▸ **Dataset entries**
--- BEGIN ---

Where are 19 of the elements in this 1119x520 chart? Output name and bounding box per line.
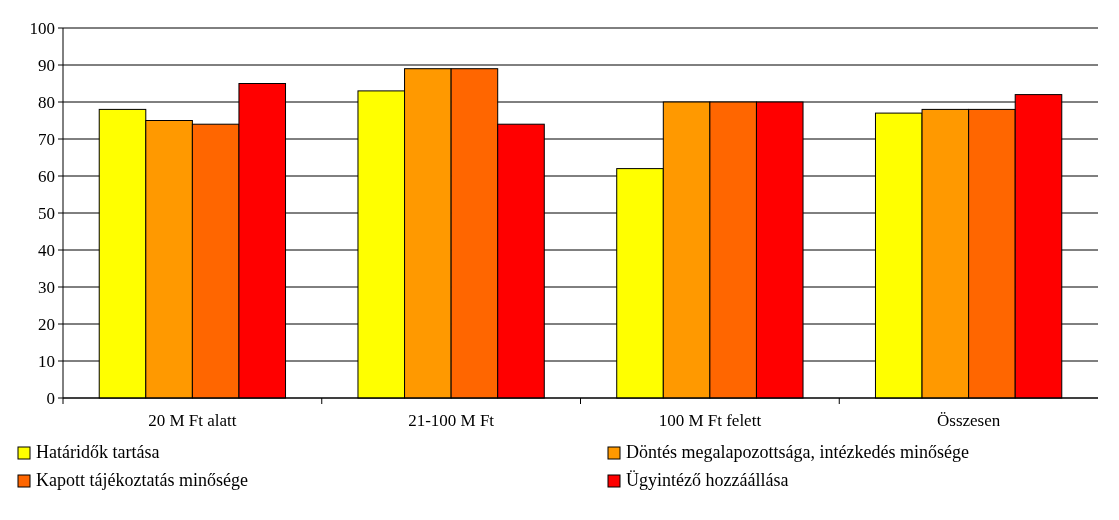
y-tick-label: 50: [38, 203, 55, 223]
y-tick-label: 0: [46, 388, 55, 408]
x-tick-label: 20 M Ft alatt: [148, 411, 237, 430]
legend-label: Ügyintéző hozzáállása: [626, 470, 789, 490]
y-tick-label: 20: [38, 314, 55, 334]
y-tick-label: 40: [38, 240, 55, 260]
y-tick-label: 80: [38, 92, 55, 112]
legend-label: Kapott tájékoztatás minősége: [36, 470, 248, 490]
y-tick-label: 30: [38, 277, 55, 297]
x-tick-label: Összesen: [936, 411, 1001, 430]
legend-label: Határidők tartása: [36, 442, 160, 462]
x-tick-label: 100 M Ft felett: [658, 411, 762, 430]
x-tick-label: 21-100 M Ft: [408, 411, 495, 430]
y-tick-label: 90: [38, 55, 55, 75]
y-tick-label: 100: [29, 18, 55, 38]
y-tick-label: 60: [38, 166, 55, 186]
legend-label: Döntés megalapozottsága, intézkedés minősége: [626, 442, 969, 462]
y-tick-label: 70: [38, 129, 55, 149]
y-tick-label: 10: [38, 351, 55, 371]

--- END ---

Copy the stretch of lines from the one containing "y-tick-label: 50: [38, 203, 55, 223]" through the one containing "x-tick-label: 100 M", reproducing each line unchanged.

▸ **TASK RESULT**
y-tick-label: 50: [38, 203, 55, 223]
y-tick-label: 0: [46, 388, 55, 408]
x-tick-label: 20 M Ft alatt: [148, 411, 237, 430]
legend-label: Ügyintéző hozzáállása: [626, 470, 789, 490]
y-tick-label: 20: [38, 314, 55, 334]
y-tick-label: 40: [38, 240, 55, 260]
y-tick-label: 80: [38, 92, 55, 112]
legend-label: Kapott tájékoztatás minősége: [36, 470, 248, 490]
y-tick-label: 30: [38, 277, 55, 297]
x-tick-label: Összesen: [936, 411, 1001, 430]
legend-label: Határidők tartása: [36, 442, 160, 462]
x-tick-label: 100 M Ft felett: [658, 411, 762, 430]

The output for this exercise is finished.